- [Task to complete] Look for the string "name" and copy every line that has it.
====== Source records ======
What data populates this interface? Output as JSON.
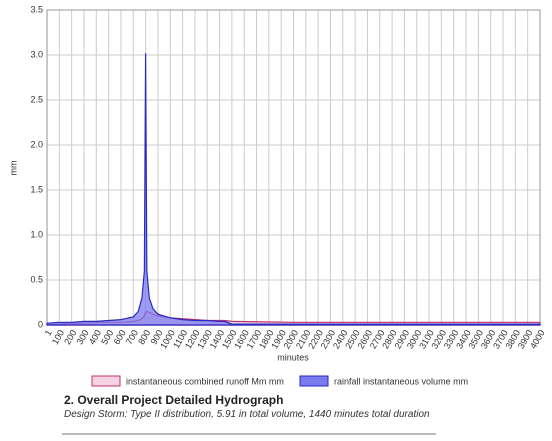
{
  "chart_data": {
    "type": "area",
    "ylabel": "mm",
    "xlabel": "minutes",
    "xlim": [
      0,
      4000
    ],
    "xticks": [
      1,
      100,
      200,
      300,
      400,
      500,
      600,
      700,
      800,
      900,
      1000,
      1100,
      1200,
      1300,
      1400,
      1500,
      1600,
      1700,
      1800,
      1900,
      2000,
      2100,
      2200,
      2300,
      2400,
      2500,
      2600,
      2700,
      2800,
      2900,
      3000,
      3100,
      3200,
      3300,
      3400,
      3500,
      3600,
      3700,
      3800,
      3900,
      4000
    ],
    "ylim": [
      0,
      3.5
    ],
    "yticks": [
      0,
      0.5,
      {
        "value": 1,
        "label": "1.0"
      },
      1.5,
      {
        "value": 2,
        "label": "2.0"
      },
      2.5,
      {
        "value": 3,
        "label": "3.0"
      },
      3.5
    ],
    "grid": true,
    "x": [
      0,
      100,
      200,
      300,
      400,
      500,
      600,
      700,
      740,
      770,
      790,
      800,
      810,
      830,
      860,
      900,
      1000,
      1100,
      1200,
      1300,
      1400,
      1440,
      1500,
      2000,
      2500,
      3000,
      3500,
      4000
    ],
    "series": [
      {
        "name": "instantaneous combined runoff Mm mm",
        "color": "#c2306a",
        "fill": "#f6d3e2",
        "values": [
          0,
          0.01,
          0.02,
          0.02,
          0.03,
          0.03,
          0.03,
          0.04,
          0.05,
          0.07,
          0.1,
          0.14,
          0.15,
          0.14,
          0.12,
          0.1,
          0.08,
          0.07,
          0.06,
          0.05,
          0.05,
          0.05,
          0.04,
          0.03,
          0.03,
          0.03,
          0.03,
          0.03
        ]
      },
      {
        "name": "rainfall instantaneous volume mm",
        "color": "#2a2ac0",
        "fill": "#7b7bf0",
        "values": [
          0.02,
          0.03,
          0.03,
          0.04,
          0.04,
          0.05,
          0.06,
          0.09,
          0.15,
          0.3,
          0.6,
          3.02,
          0.6,
          0.3,
          0.18,
          0.12,
          0.08,
          0.06,
          0.05,
          0.05,
          0.04,
          0.04,
          0.01,
          0.01,
          0.01,
          0.01,
          0.01,
          0.01
        ]
      }
    ]
  },
  "section": {
    "heading": "2. Overall Project Detailed Hydrograph",
    "description": "Design Storm: Type II distribution, 5.91 in total volume, 1440 minutes total duration"
  }
}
======
- [Output below]
        "name": "instantaneous combined runoff Mm mm",
        "name": "rainfall instantaneous volume mm",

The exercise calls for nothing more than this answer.